__Directive__.
Each record below is to be copied word for word, with pictures removed.
##############################
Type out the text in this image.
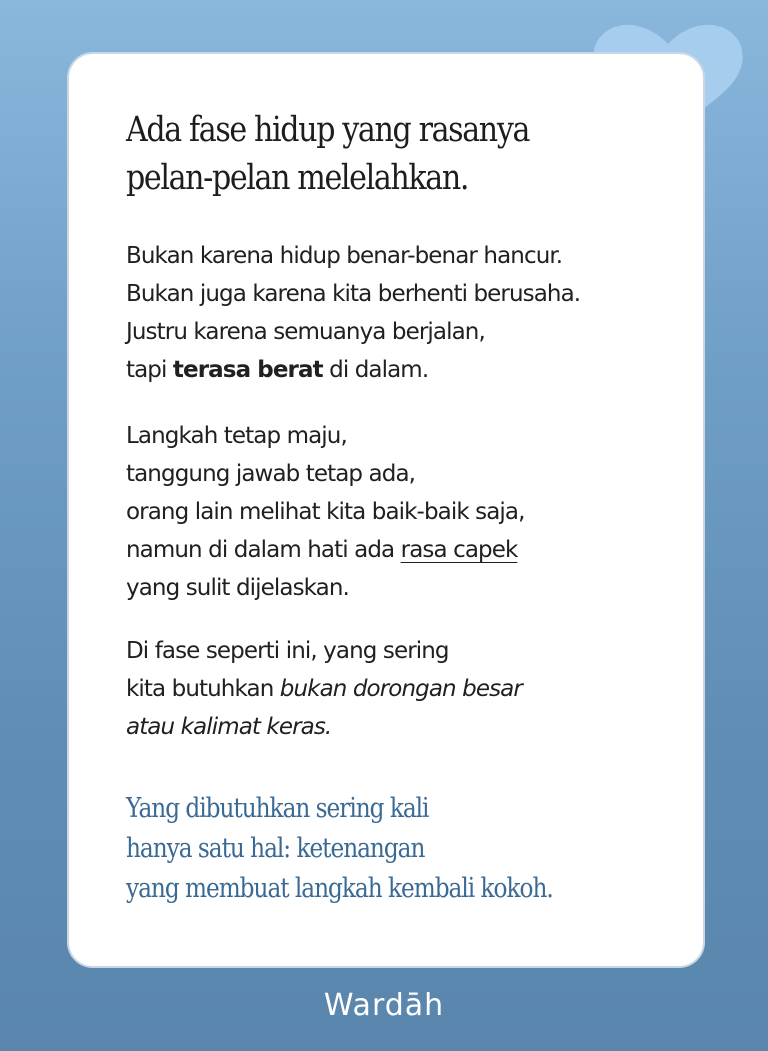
Ada fase hidup yang rasanya
pelan-pelan melelahkan.
Bukan karena hidup benar-benar hancur.
Bukan juga karena kita berhenti berusaha.
Justru karena semuanya berjalan,
tapi terasa berat di dalam.
Langkah tetap maju,
tanggung jawab tetap ada,
orang lain melihat kita baik-baik saja,
namun di dalam hati ada rasa capek
yang sulit dijelaskan.
Di fase seperti ini, yang sering
kita butuhkan bukan dorongan besar
atau kalimat keras.
Yang dibutuhkan sering kali
hanya satu hal: ketenangan
yang membuat langkah kembali kokoh.
Wardāh
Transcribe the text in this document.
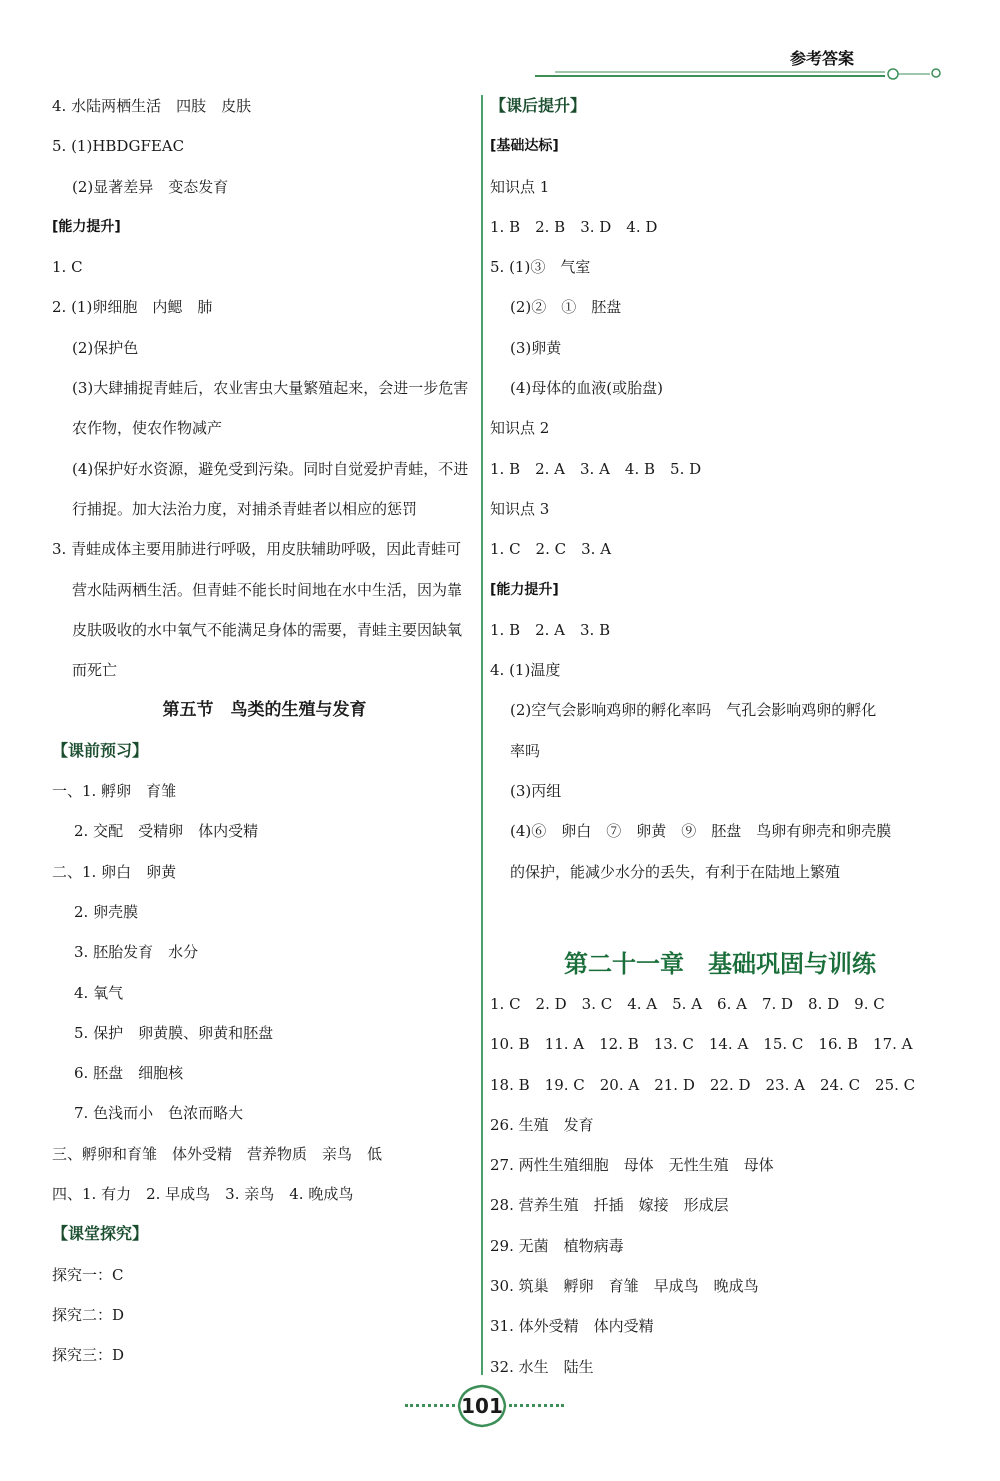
参考答案
4. 水陆两栖生活　四肢　皮肤
5. (1)HBDGFEAC
(2)显著差异　变态发育
[能力提升]
1. C
2. (1)卵细胞　内鳃　肺
(2)保护色
(3)大肆捕捉青蛙后，农业害虫大量繁殖起来，会进一步危害
农作物，使农作物减产
(4)保护好水资源，避免受到污染。同时自觉爱护青蛙，不进
行捕捉。加大法治力度，对捕杀青蛙者以相应的惩罚
3. 青蛙成体主要用肺进行呼吸，用皮肤辅助呼吸，因此青蛙可
营水陆两栖生活。但青蛙不能长时间地在水中生活，因为靠
皮肤吸收的水中氧气不能满足身体的需要，青蛙主要因缺氧
而死亡
第五节　鸟类的生殖与发育
【课前预习】
一、1. 孵卵　育雏
2. 交配　受精卵　体内受精
二、1. 卵白　卵黄
2. 卵壳膜
3. 胚胎发育　水分
4. 氧气
5. 保护　卵黄膜、卵黄和胚盘
6. 胚盘　细胞核
7. 色浅而小　色浓而略大
三、孵卵和育雏　体外受精　营养物质　亲鸟　低
四、1. 有力　2. 早成鸟　3. 亲鸟　4. 晚成鸟
【课堂探究】
探究一：C
探究二：D
探究三：D
【课后提升】
[基础达标]
知识点 1
1. B　2. B　3. D　4. D
5. (1)③　气室
(2)②　①　胚盘
(3)卵黄
(4)母体的血液(或胎盘)
知识点 2
1. B　2. A　3. A　4. B　5. D
知识点 3
1. C　2. C　3. A
[能力提升]
1. B　2. A　3. B
4. (1)温度
(2)空气会影响鸡卵的孵化率吗　气孔会影响鸡卵的孵化
率吗
(3)丙组
(4)⑥　卵白　⑦　卵黄　⑨　胚盘　鸟卵有卵壳和卵壳膜
的保护，能减少水分的丢失，有利于在陆地上繁殖
第二十一章　基础巩固与训练
1. C　2. D　3. C　4. A　5. A　6. A　7. D　8. D　9. C
10. B　11. A　12. B　13. C　14. A　15. C　16. B　17. A
18. B　19. C　20. A　21. D　22. D　23. A　24. C　25. C
26. 生殖　发育
27. 两性生殖细胞　母体　无性生殖　母体
28. 营养生殖　扦插　嫁接　形成层
29. 无菌　植物病毒
30. 筑巢　孵卵　育雏　早成鸟　晚成鸟
31. 体外受精　体内受精
32. 水生　陆生
101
##############################
__Final result__.
Type out the text in this image.
Ada fase hidup yang rasanya
pelan-pelan melelahkan.
Bukan karena hidup benar-benar hancur.
Bukan juga karena kita berhenti berusaha.
Justru karena semuanya berjalan,
tapi terasa berat di dalam.
Langkah tetap maju,
tanggung jawab tetap ada,
orang lain melihat kita baik-baik saja,
namun di dalam hati ada rasa capek
yang sulit dijelaskan.
Di fase seperti ini, yang sering
kita butuhkan bukan dorongan besar
atau kalimat keras.
Yang dibutuhkan sering kali
hanya satu hal: ketenangan
yang membuat langkah kembali kokoh.
Wardāh
Transcribe the text in this document.
参考答案
4. 水陆两栖生活　四肢　皮肤
5. (1)HBDGFEAC
(2)显著差异　变态发育
[能力提升]
1. C
2. (1)卵细胞　内鳃　肺
(2)保护色
(3)大肆捕捉青蛙后，农业害虫大量繁殖起来，会进一步危害
农作物，使农作物减产
(4)保护好水资源，避免受到污染。同时自觉爱护青蛙，不进
行捕捉。加大法治力度，对捕杀青蛙者以相应的惩罚
3. 青蛙成体主要用肺进行呼吸，用皮肤辅助呼吸，因此青蛙可
营水陆两栖生活。但青蛙不能长时间地在水中生活，因为靠
皮肤吸收的水中氧气不能满足身体的需要，青蛙主要因缺氧
而死亡
第五节　鸟类的生殖与发育
【课前预习】
一、1. 孵卵　育雏
2. 交配　受精卵　体内受精
二、1. 卵白　卵黄
2. 卵壳膜
3. 胚胎发育　水分
4. 氧气
5. 保护　卵黄膜、卵黄和胚盘
6. 胚盘　细胞核
7. 色浅而小　色浓而略大
三、孵卵和育雏　体外受精　营养物质　亲鸟　低
四、1. 有力　2. 早成鸟　3. 亲鸟　4. 晚成鸟
【课堂探究】
探究一：C
探究二：D
探究三：D
【课后提升】
[基础达标]
知识点 1
1. B　2. B　3. D　4. D
5. (1)③　气室
(2)②　①　胚盘
(3)卵黄
(4)母体的血液(或胎盘)
知识点 2
1. B　2. A　3. A　4. B　5. D
知识点 3
1. C　2. C　3. A
[能力提升]
1. B　2. A　3. B
4. (1)温度
(2)空气会影响鸡卵的孵化率吗　气孔会影响鸡卵的孵化
率吗
(3)丙组
(4)⑥　卵白　⑦　卵黄　⑨　胚盘　鸟卵有卵壳和卵壳膜
的保护，能减少水分的丢失，有利于在陆地上繁殖
第二十一章　基础巩固与训练
1. C　2. D　3. C　4. A　5. A　6. A　7. D　8. D　9. C
10. B　11. A　12. B　13. C　14. A　15. C　16. B　17. A
18. B　19. C　20. A　21. D　22. D　23. A　24. C　25. C
26. 生殖　发育
27. 两性生殖细胞　母体　无性生殖　母体
28. 营养生殖　扦插　嫁接　形成层
29. 无菌　植物病毒
30. 筑巢　孵卵　育雏　早成鸟　晚成鸟
31. 体外受精　体内受精
32. 水生　陆生
101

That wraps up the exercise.